- [Your objective] Every record below should be transcribed exactly. Omit the images.

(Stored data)
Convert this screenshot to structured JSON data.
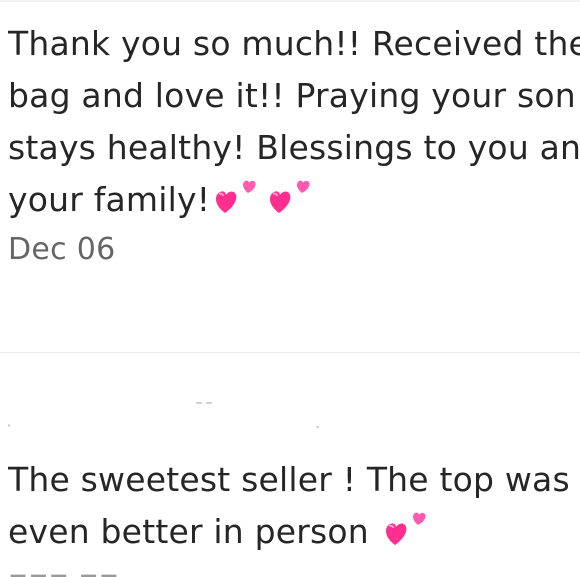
{
  "reviews": [
    {
      "lines": [
        "Thank you so much!! Received the",
        "bag and love it!! Praying your son",
        "stays healthy! Blessings to you and",
        "your family!"
      ],
      "date": "Dec 06",
      "emoji_count": 2
    },
    {
      "lines": [
        "The sweetest seller ! The top was",
        "even better in person"
      ],
      "emoji_count": 1
    }
  ],
  "icons": {
    "emoji": "two-hearts-icon"
  },
  "colors": {
    "text": "#262626",
    "date": "#666666",
    "heart_primary": "#ff2f8f",
    "heart_secondary": "#ff5ab0",
    "divider": "#ececec"
  }
}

- [Full output]
Convert this screenshot to structured JSON data.
{
  "reviews": [
    {
      "lines": [
        "Thank you so much!! Received the",
        "bag and love it!! Praying your son",
        "stays healthy! Blessings to you and",
        "your family!"
      ],
      "date": "Dec 06",
      "emoji_count": 2
    },
    {
      "lines": [
        "The sweetest seller ! The top was",
        "even better in person"
      ],
      "emoji_count": 1
    }
  ],
  "icons": {
    "emoji": "two-hearts-icon"
  },
  "colors": {
    "text": "#262626",
    "date": "#666666",
    "heart_primary": "#ff2f8f",
    "heart_secondary": "#ff5ab0",
    "divider": "#ececec"
  }
}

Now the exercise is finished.